■ REQUIREMENT
Make an exact copy of the entries, and keep any pictures out of it.

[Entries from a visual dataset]

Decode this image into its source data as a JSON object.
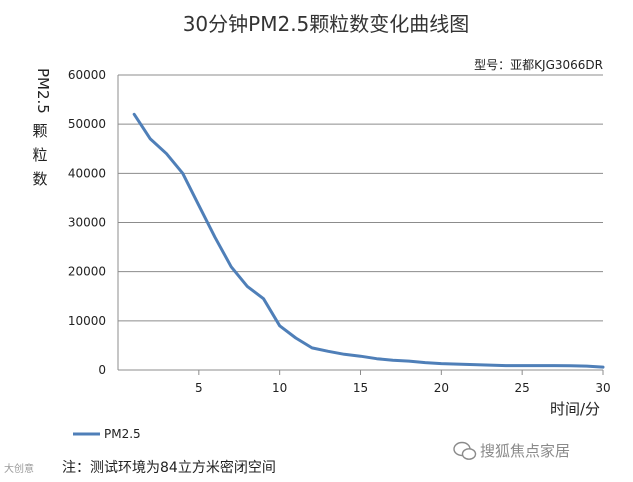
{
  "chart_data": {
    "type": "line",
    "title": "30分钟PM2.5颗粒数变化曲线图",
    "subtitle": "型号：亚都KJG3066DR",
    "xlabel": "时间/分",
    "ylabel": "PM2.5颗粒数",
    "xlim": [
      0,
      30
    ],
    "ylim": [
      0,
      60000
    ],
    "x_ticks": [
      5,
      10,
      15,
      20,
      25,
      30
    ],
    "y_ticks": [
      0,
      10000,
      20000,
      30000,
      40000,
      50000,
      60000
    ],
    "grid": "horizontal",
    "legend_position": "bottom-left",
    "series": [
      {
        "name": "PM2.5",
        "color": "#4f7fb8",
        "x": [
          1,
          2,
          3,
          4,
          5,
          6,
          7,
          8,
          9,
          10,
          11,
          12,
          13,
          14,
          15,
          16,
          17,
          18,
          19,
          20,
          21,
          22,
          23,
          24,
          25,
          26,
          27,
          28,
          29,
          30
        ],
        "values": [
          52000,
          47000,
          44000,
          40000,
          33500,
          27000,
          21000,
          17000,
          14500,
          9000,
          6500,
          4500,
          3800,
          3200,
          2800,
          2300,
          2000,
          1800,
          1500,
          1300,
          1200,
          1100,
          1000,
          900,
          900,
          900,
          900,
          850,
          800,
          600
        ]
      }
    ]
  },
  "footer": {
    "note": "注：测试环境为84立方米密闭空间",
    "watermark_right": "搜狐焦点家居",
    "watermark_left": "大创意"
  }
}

■ EXERCISE OUTPUT
Decode this image into its source data as a JSON object.
{
  "chart_data": {
    "type": "line",
    "title": "30分钟PM2.5颗粒数变化曲线图",
    "subtitle": "型号：亚都KJG3066DR",
    "xlabel": "时间/分",
    "ylabel": "PM2.5颗粒数",
    "xlim": [
      0,
      30
    ],
    "ylim": [
      0,
      60000
    ],
    "x_ticks": [
      5,
      10,
      15,
      20,
      25,
      30
    ],
    "y_ticks": [
      0,
      10000,
      20000,
      30000,
      40000,
      50000,
      60000
    ],
    "grid": "horizontal",
    "legend_position": "bottom-left",
    "series": [
      {
        "name": "PM2.5",
        "color": "#4f7fb8",
        "x": [
          1,
          2,
          3,
          4,
          5,
          6,
          7,
          8,
          9,
          10,
          11,
          12,
          13,
          14,
          15,
          16,
          17,
          18,
          19,
          20,
          21,
          22,
          23,
          24,
          25,
          26,
          27,
          28,
          29,
          30
        ],
        "values": [
          52000,
          47000,
          44000,
          40000,
          33500,
          27000,
          21000,
          17000,
          14500,
          9000,
          6500,
          4500,
          3800,
          3200,
          2800,
          2300,
          2000,
          1800,
          1500,
          1300,
          1200,
          1100,
          1000,
          900,
          900,
          900,
          900,
          850,
          800,
          600
        ]
      }
    ]
  },
  "footer": {
    "note": "注：测试环境为84立方米密闭空间",
    "watermark_right": "搜狐焦点家居",
    "watermark_left": "大创意"
  }
}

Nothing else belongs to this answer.